Given task - Transcribe every entry below word for word, but skip the pictures.

[Dataset items]
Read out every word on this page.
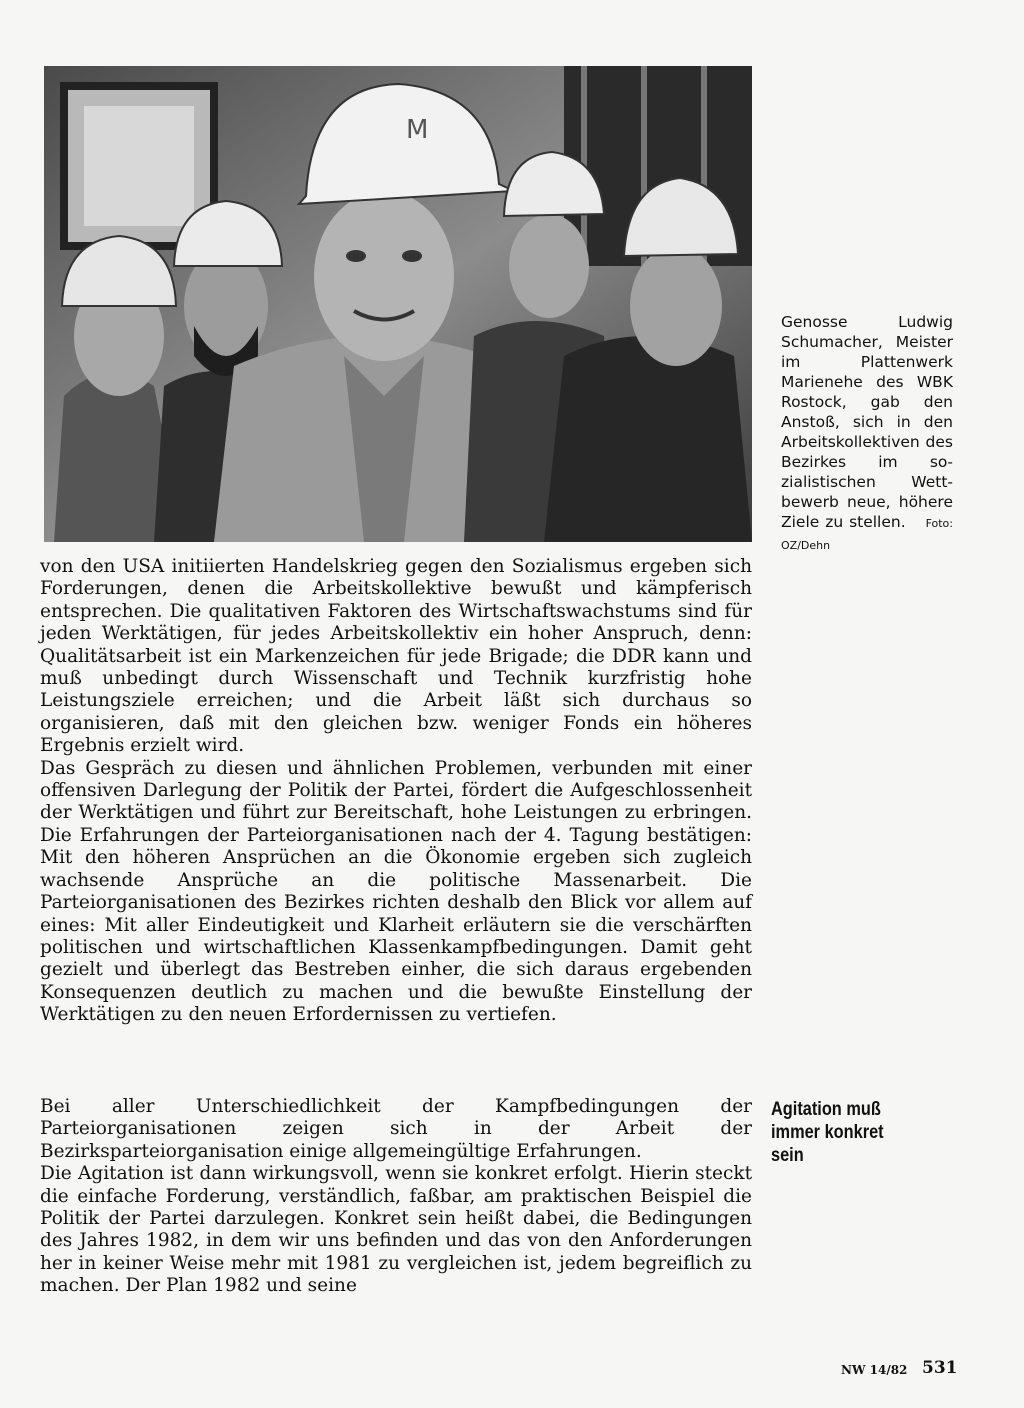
M
Genosse Ludwig Schumacher, Meister im Plattenwerk Marienehe des WBK Rostock, gab den Anstoß, sich in den Arbeitskollektiven des Bezirkes im sozialistischen Wettbewerb neue, höhere Ziele zu stellen. Foto: OZ/Dehn

von den USA initiierten Handelskrieg gegen den Sozialismus ergeben sich Forderungen, denen die Arbeitskollektive bewußt und kämpferisch entsprechen. Die qualitativen Faktoren des Wirtschaftswachstums sind für jeden Werktätigen, für jedes Arbeitskollektiv ein hoher Anspruch, denn: Qualitätsarbeit ist ein Markenzeichen für jede Brigade; die DDR kann und muß unbedingt durch Wissenschaft und Technik kurzfristig hohe Leistungsziele erreichen; und die Arbeit läßt sich durchaus so organisieren, daß mit den gleichen bzw. weniger Fonds ein höheres Ergebnis erzielt wird.

Das Gespräch zu diesen und ähnlichen Problemen, verbunden mit einer offensiven Darlegung der Politik der Partei, fördert die Aufgeschlossenheit der Werktätigen und führt zur Bereitschaft, hohe Leistungen zu erbringen. Die Erfahrungen der Parteiorganisationen nach der 4. Tagung bestätigen: Mit den höheren Ansprüchen an die Ökonomie ergeben sich zugleich wachsende Ansprüche an die politische Massenarbeit. Die Parteiorganisationen des Bezirkes richten deshalb den Blick vor allem auf eines: Mit aller Eindeutigkeit und Klarheit erläutern sie die verschärften politischen und wirtschaftlichen Klassenkampfbedingungen. Damit geht gezielt und überlegt das Bestreben einher, die sich daraus ergebenden Konsequenzen deutlich zu machen und die bewußte Einstellung der Werktätigen zu den neuen Erfordernissen zu vertiefen.

Agitation muß immer konkret sein

Bei aller Unterschiedlichkeit der Kampfbedingungen der Parteiorganisationen zeigen sich in der Arbeit der Bezirksparteiorganisation einige allgemeingültige Erfahrungen.

Die Agitation ist dann wirkungsvoll, wenn sie konkret erfolgt. Hierin steckt die einfache Forderung, verständlich, faßbar, am praktischen Beispiel die Politik der Partei darzulegen. Konkret sein heißt dabei, die Bedingungen des Jahres 1982, in dem wir uns befinden und das von den Anforderungen her in keiner Weise mehr mit 1981 zu vergleichen ist, jedem begreiflich zu machen. Der Plan 1982 und seine

NW 14/82 531
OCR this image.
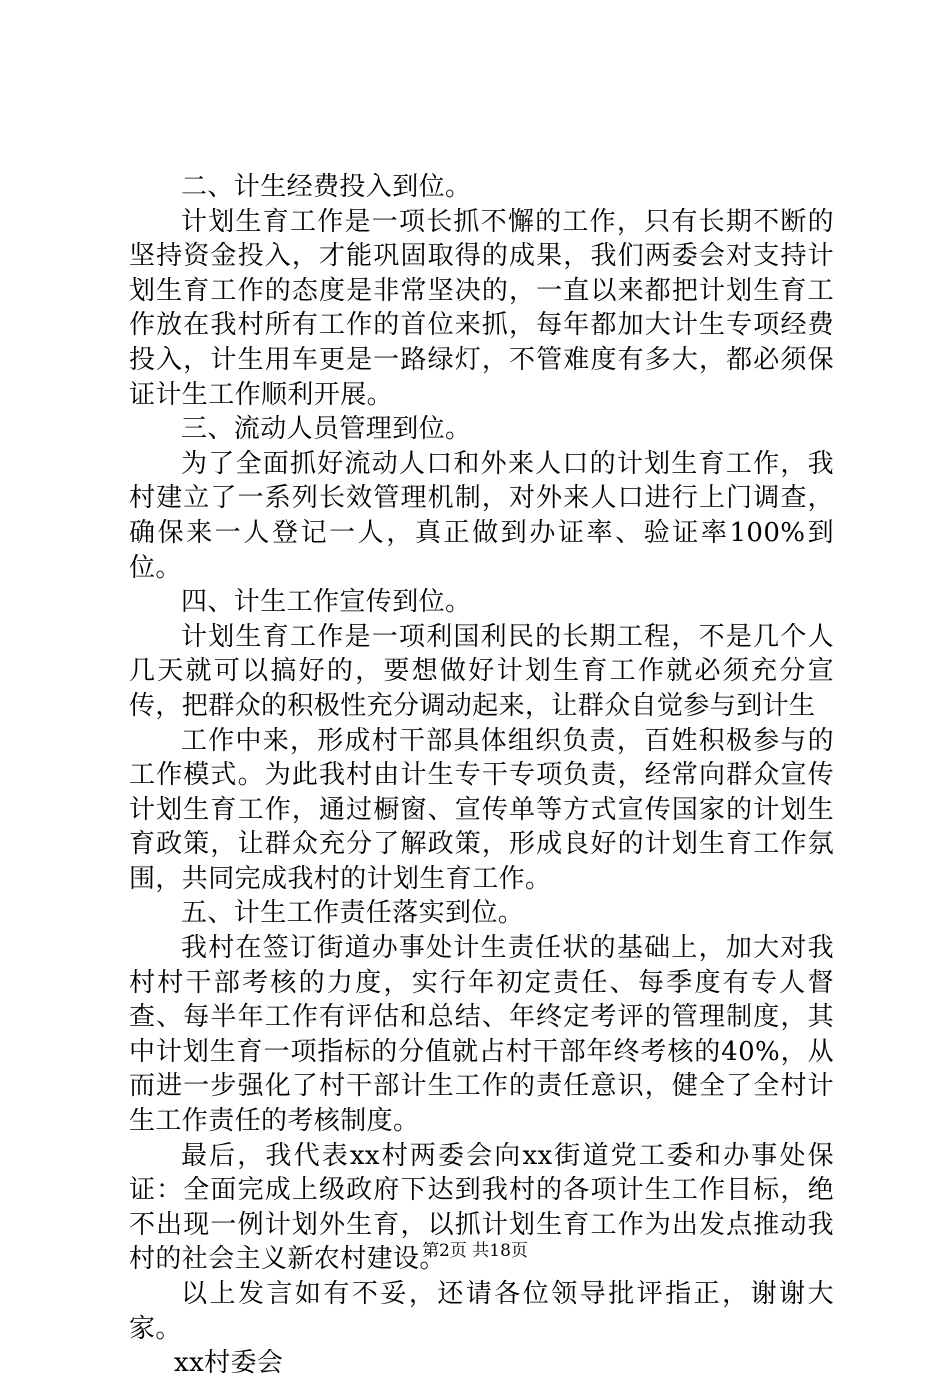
二、计生经费投入到位。

计划生育工作是一项长抓不懈的工作，只有长期不断的坚持资金投入，才能巩固取得的成果，我们两委会对支持计划生育工作的态度是非常坚决的，一直以来都把计划生育工作放在我村所有工作的首位来抓，每年都加大计生专项经费投入，计生用车更是一路绿灯，不管难度有多大，都必须保证计生工作顺利开展。

三、流动人员管理到位。

为了全面抓好流动人口和外来人口的计划生育工作，我村建立了一系列长效管理机制，对外来人口进行上门调查，确保来一人登记一人，真正做到办证率、验证率100%到位。

四、计生工作宣传到位。

计划生育工作是一项利国利民的长期工程，不是几个人几天就可以搞好的，要想做好计划生育工作就必须充分宣传，把群众的积极性充分调动起来，让群众自觉参与到计生

工作中来，形成村干部具体组织负责，百姓积极参与的工作模式。为此我村由计生专干专项负责，经常向群众宣传计划生育工作，通过橱窗、宣传单等方式宣传国家的计划生育政策，让群众充分了解政策，形成良好的计划生育工作氛围，共同完成我村的计划生育工作。

五、计生工作责任落实到位。

我村在签订街道办事处计生责任状的基础上，加大对我村村干部考核的力度，实行年初定责任、每季度有专人督查、每半年工作有评估和总结、年终定考评的管理制度，其中计划生育一项指标的分值就占村干部年终考核的40%，从而进一步强化了村干部计生工作的责任意识，健全了全村计生工作责任的考核制度。

最后，我代表xx村两委会向xx街道党工委和办事处保证：全面完成上级政府下达到我村的各项计生工作目标，绝不出现一例计划外生育，以抓计划生育工作为出发点推动我村的社会主义新农村建设。

以上发言如有不妥，还请各位领导批评指正，谢谢大家。

xx村委会

第2页 共18页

Written solution -
Read out every word on this page.
M
Genosse Ludwig Schumacher, Meister im Plattenwerk Marienehe des WBK Rostock, gab den Anstoß, sich in den Arbeitskollektiven des Bezirkes im sozialistischen Wettbewerb neue, höhere Ziele zu stellen. Foto: OZ/Dehn

von den USA initiierten Handelskrieg gegen den Sozialismus ergeben sich Forderungen, denen die Arbeitskollektive bewußt und kämpferisch entsprechen. Die qualitativen Faktoren des Wirtschaftswachstums sind für jeden Werktätigen, für jedes Arbeitskollektiv ein hoher Anspruch, denn: Qualitätsarbeit ist ein Markenzeichen für jede Brigade; die DDR kann und muß unbedingt durch Wissenschaft und Technik kurzfristig hohe Leistungsziele erreichen; und die Arbeit läßt sich durchaus so organisieren, daß mit den gleichen bzw. weniger Fonds ein höheres Ergebnis erzielt wird.

Das Gespräch zu diesen und ähnlichen Problemen, verbunden mit einer offensiven Darlegung der Politik der Partei, fördert die Aufgeschlossenheit der Werktätigen und führt zur Bereitschaft, hohe Leistungen zu erbringen. Die Erfahrungen der Parteiorganisationen nach der 4. Tagung bestätigen: Mit den höheren Ansprüchen an die Ökonomie ergeben sich zugleich wachsende Ansprüche an die politische Massenarbeit. Die Parteiorganisationen des Bezirkes richten deshalb den Blick vor allem auf eines: Mit aller Eindeutigkeit und Klarheit erläutern sie die verschärften politischen und wirtschaftlichen Klassenkampfbedingungen. Damit geht gezielt und überlegt das Bestreben einher, die sich daraus ergebenden Konsequenzen deutlich zu machen und die bewußte Einstellung der Werktätigen zu den neuen Erfordernissen zu vertiefen.

Agitation muß immer konkret sein

Bei aller Unterschiedlichkeit der Kampfbedingungen der Parteiorganisationen zeigen sich in der Arbeit der Bezirksparteiorganisation einige allgemeingültige Erfahrungen.

Die Agitation ist dann wirkungsvoll, wenn sie konkret erfolgt. Hierin steckt die einfache Forderung, verständlich, faßbar, am praktischen Beispiel die Politik der Partei darzulegen. Konkret sein heißt dabei, die Bedingungen des Jahres 1982, in dem wir uns befinden und das von den Anforderungen her in keiner Weise mehr mit 1981 zu vergleichen ist, jedem begreiflich zu machen. Der Plan 1982 und seine

NW 14/82 531
OCR this image.
二、计生经费投入到位。

计划生育工作是一项长抓不懈的工作，只有长期不断的坚持资金投入，才能巩固取得的成果，我们两委会对支持计划生育工作的态度是非常坚决的，一直以来都把计划生育工作放在我村所有工作的首位来抓，每年都加大计生专项经费投入，计生用车更是一路绿灯，不管难度有多大，都必须保证计生工作顺利开展。

三、流动人员管理到位。

为了全面抓好流动人口和外来人口的计划生育工作，我村建立了一系列长效管理机制，对外来人口进行上门调查，确保来一人登记一人，真正做到办证率、验证率100%到位。

四、计生工作宣传到位。

计划生育工作是一项利国利民的长期工程，不是几个人几天就可以搞好的，要想做好计划生育工作就必须充分宣传，把群众的积极性充分调动起来，让群众自觉参与到计生

工作中来，形成村干部具体组织负责，百姓积极参与的工作模式。为此我村由计生专干专项负责，经常向群众宣传计划生育工作，通过橱窗、宣传单等方式宣传国家的计划生育政策，让群众充分了解政策，形成良好的计划生育工作氛围，共同完成我村的计划生育工作。

五、计生工作责任落实到位。

我村在签订街道办事处计生责任状的基础上，加大对我村村干部考核的力度，实行年初定责任、每季度有专人督查、每半年工作有评估和总结、年终定考评的管理制度，其中计划生育一项指标的分值就占村干部年终考核的40%，从而进一步强化了村干部计生工作的责任意识，健全了全村计生工作责任的考核制度。

最后，我代表xx村两委会向xx街道党工委和办事处保证：全面完成上级政府下达到我村的各项计生工作目标，绝不出现一例计划外生育，以抓计划生育工作为出发点推动我村的社会主义新农村建设。

以上发言如有不妥，还请各位领导批评指正，谢谢大家。

xx村委会

第2页 共18页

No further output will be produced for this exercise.